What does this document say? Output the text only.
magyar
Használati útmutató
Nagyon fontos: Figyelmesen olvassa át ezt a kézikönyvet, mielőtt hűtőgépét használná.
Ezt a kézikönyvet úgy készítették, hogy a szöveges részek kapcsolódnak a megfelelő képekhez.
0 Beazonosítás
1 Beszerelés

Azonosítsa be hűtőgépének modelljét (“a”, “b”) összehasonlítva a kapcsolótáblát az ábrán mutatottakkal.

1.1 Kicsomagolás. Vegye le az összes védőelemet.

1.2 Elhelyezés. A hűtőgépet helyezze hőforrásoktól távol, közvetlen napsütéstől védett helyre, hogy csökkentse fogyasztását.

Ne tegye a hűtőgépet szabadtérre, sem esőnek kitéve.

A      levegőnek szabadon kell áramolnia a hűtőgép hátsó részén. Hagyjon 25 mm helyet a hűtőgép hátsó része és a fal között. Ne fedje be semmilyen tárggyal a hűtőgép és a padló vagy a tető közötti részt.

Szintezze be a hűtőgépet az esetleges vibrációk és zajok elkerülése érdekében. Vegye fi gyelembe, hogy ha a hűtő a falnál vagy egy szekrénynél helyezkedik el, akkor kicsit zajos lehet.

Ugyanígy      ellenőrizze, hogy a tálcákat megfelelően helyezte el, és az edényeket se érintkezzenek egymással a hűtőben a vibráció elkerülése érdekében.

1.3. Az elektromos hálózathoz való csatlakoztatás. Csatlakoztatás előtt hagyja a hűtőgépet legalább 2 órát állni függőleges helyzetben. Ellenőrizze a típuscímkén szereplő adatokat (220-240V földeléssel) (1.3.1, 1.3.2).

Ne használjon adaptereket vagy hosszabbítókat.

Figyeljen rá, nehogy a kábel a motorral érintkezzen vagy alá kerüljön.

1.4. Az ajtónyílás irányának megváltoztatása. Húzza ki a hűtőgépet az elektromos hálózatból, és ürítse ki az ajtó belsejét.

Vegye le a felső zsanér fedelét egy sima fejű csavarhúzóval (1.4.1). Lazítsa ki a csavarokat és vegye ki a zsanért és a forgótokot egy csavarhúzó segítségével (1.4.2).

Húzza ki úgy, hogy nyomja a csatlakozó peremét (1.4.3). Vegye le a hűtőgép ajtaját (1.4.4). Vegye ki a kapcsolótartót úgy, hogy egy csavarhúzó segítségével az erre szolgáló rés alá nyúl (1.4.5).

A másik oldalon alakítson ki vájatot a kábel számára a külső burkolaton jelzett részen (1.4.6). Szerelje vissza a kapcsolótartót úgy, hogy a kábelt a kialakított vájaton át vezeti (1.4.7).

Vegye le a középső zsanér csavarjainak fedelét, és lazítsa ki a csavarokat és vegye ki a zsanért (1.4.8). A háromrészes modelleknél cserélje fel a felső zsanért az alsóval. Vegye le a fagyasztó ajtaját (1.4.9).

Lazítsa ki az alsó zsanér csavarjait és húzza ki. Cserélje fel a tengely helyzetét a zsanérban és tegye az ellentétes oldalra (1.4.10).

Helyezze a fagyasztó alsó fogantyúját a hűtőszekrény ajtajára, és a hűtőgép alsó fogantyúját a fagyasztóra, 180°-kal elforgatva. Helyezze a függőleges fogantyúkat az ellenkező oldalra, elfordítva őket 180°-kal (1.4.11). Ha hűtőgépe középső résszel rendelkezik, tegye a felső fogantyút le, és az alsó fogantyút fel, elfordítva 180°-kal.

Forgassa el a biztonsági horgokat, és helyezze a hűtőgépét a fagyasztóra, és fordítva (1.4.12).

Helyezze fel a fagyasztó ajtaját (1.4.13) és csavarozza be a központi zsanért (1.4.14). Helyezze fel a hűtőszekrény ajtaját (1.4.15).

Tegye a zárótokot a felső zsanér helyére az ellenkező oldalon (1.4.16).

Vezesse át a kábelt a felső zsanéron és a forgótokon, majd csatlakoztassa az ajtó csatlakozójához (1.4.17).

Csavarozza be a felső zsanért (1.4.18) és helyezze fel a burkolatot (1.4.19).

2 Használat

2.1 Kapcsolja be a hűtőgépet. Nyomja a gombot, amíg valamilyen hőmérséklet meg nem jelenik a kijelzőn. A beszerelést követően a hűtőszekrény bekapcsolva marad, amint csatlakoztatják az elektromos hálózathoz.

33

◆ **What is asked**
Copy out every line from the records that has the word "oldalon".

◆ **Answer to the exercise**
A másik oldalon alakítson ki vájatot a kábel számára a külső burkolaton jelzett részen (1.4.6). Szerelje vissza a kapcsolótartót úgy, hogy a kábelt a kialakított vájaton át vezeti (1.4.7).
Tegye a zárótokot a felső zsanér helyére az ellenkező oldalon (1.4.16).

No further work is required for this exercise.